Recorded information: Begin

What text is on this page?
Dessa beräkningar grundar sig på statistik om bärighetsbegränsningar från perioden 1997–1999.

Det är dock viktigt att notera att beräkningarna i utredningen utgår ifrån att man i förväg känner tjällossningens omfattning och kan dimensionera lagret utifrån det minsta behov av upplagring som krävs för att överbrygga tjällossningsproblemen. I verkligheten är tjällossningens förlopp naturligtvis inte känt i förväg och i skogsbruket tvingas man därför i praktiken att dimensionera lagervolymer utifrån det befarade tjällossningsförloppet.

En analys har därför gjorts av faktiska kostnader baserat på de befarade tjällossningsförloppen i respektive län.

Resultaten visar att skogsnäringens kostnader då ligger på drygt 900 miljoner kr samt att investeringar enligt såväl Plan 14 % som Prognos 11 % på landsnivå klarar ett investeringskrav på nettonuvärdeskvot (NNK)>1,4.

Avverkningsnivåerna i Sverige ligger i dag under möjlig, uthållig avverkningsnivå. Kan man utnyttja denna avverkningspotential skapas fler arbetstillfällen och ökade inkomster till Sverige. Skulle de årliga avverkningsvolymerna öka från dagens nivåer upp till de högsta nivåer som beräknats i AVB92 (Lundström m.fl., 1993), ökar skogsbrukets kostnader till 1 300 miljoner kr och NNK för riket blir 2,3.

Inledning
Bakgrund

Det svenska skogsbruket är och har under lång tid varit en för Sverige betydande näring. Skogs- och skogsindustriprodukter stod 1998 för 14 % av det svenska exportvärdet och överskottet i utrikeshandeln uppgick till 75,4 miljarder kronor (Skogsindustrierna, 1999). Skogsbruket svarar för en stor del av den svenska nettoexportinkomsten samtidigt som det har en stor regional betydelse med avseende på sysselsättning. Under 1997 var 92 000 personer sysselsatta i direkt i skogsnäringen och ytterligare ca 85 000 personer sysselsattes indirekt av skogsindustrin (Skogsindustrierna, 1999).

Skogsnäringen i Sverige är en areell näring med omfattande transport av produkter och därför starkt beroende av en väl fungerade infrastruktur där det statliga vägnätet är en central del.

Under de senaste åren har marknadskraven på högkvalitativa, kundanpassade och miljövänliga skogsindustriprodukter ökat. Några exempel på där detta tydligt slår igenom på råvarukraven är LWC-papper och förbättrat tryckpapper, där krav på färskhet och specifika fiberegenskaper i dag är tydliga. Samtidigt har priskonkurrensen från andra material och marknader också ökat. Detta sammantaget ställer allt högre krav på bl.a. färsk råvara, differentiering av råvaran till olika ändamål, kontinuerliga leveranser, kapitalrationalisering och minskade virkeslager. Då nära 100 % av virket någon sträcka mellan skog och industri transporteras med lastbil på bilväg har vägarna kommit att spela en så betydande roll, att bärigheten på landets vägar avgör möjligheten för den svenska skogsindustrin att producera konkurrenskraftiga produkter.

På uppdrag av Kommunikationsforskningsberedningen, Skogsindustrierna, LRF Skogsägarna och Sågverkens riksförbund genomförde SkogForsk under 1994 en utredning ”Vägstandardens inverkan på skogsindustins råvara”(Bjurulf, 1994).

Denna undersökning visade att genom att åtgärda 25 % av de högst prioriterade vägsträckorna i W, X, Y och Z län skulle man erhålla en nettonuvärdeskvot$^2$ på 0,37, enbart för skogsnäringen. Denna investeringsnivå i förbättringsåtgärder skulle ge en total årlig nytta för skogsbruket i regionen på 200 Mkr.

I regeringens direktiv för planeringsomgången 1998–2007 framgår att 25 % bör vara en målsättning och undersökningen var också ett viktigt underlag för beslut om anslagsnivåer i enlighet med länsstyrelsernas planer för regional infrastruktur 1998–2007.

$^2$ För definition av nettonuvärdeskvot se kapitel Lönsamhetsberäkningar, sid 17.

Recorded information: End

## What is required
Repeat every entry above exactly, leaving nothing out.

## Solution to the problem
What text is on this page?
Dessa beräkningar grundar sig på statistik om bärighetsbegränsningar från perioden 1997–1999.

Det är dock viktigt att notera att beräkningarna i utredningen utgår ifrån att man i förväg känner tjällossningens omfattning och kan dimensionera lagret utifrån det minsta behov av upplagring som krävs för att överbrygga tjällossningsproblemen. I verkligheten är tjällossningens förlopp naturligtvis inte känt i förväg och i skogsbruket tvingas man därför i praktiken att dimensionera lagervolymer utifrån det befarade tjällossningsförloppet.

En analys har därför gjorts av faktiska kostnader baserat på de befarade tjällossningsförloppen i respektive län.

Resultaten visar att skogsnäringens kostnader då ligger på drygt 900 miljoner kr samt att investeringar enligt såväl Plan 14 % som Prognos 11 % på landsnivå klarar ett investeringskrav på nettonuvärdeskvot (NNK)>1,4.

Avverkningsnivåerna i Sverige ligger i dag under möjlig, uthållig avverkningsnivå. Kan man utnyttja denna avverkningspotential skapas fler arbetstillfällen och ökade inkomster till Sverige. Skulle de årliga avverkningsvolymerna öka från dagens nivåer upp till de högsta nivåer som beräknats i AVB92 (Lundström m.fl., 1993), ökar skogsbrukets kostnader till 1 300 miljoner kr och NNK för riket blir 2,3.

Inledning
Bakgrund

Det svenska skogsbruket är och har under lång tid varit en för Sverige betydande näring. Skogs- och skogsindustriprodukter stod 1998 för 14 % av det svenska exportvärdet och överskottet i utrikeshandeln uppgick till 75,4 miljarder kronor (Skogsindustrierna, 1999). Skogsbruket svarar för en stor del av den svenska nettoexportinkomsten samtidigt som det har en stor regional betydelse med avseende på sysselsättning. Under 1997 var 92 000 personer sysselsatta i direkt i skogsnäringen och ytterligare ca 85 000 personer sysselsattes indirekt av skogsindustrin (Skogsindustrierna, 1999).

Skogsnäringen i Sverige är en areell näring med omfattande transport av produkter och därför starkt beroende av en väl fungerade infrastruktur där det statliga vägnätet är en central del.

Under de senaste åren har marknadskraven på högkvalitativa, kundanpassade och miljövänliga skogsindustriprodukter ökat. Några exempel på där detta tydligt slår igenom på råvarukraven är LWC-papper och förbättrat tryckpapper, där krav på färskhet och specifika fiberegenskaper i dag är tydliga. Samtidigt har priskonkurrensen från andra material och marknader också ökat. Detta sammantaget ställer allt högre krav på bl.a. färsk råvara, differentiering av råvaran till olika ändamål, kontinuerliga leveranser, kapitalrationalisering och minskade virkeslager. Då nära 100 % av virket någon sträcka mellan skog och industri transporteras med lastbil på bilväg har vägarna kommit att spela en så betydande roll, att bärigheten på landets vägar avgör möjligheten för den svenska skogsindustrin att producera konkurrenskraftiga produkter.

På uppdrag av Kommunikationsforskningsberedningen, Skogsindustrierna, LRF Skogsägarna och Sågverkens riksförbund genomförde SkogForsk under 1994 en utredning ”Vägstandardens inverkan på skogsindustins råvara”(Bjurulf, 1994).

Denna undersökning visade att genom att åtgärda 25 % av de högst prioriterade vägsträckorna i W, X, Y och Z län skulle man erhålla en nettonuvärdeskvot$^2$ på 0,37, enbart för skogsnäringen. Denna investeringsnivå i förbättringsåtgärder skulle ge en total årlig nytta för skogsbruket i regionen på 200 Mkr.

I regeringens direktiv för planeringsomgången 1998–2007 framgår att 25 % bör vara en målsättning och undersökningen var också ett viktigt underlag för beslut om anslagsnivåer i enlighet med länsstyrelsernas planer för regional infrastruktur 1998–2007.

$^2$ För definition av nettonuvärdeskvot se kapitel Lönsamhetsberäkningar, sid 17.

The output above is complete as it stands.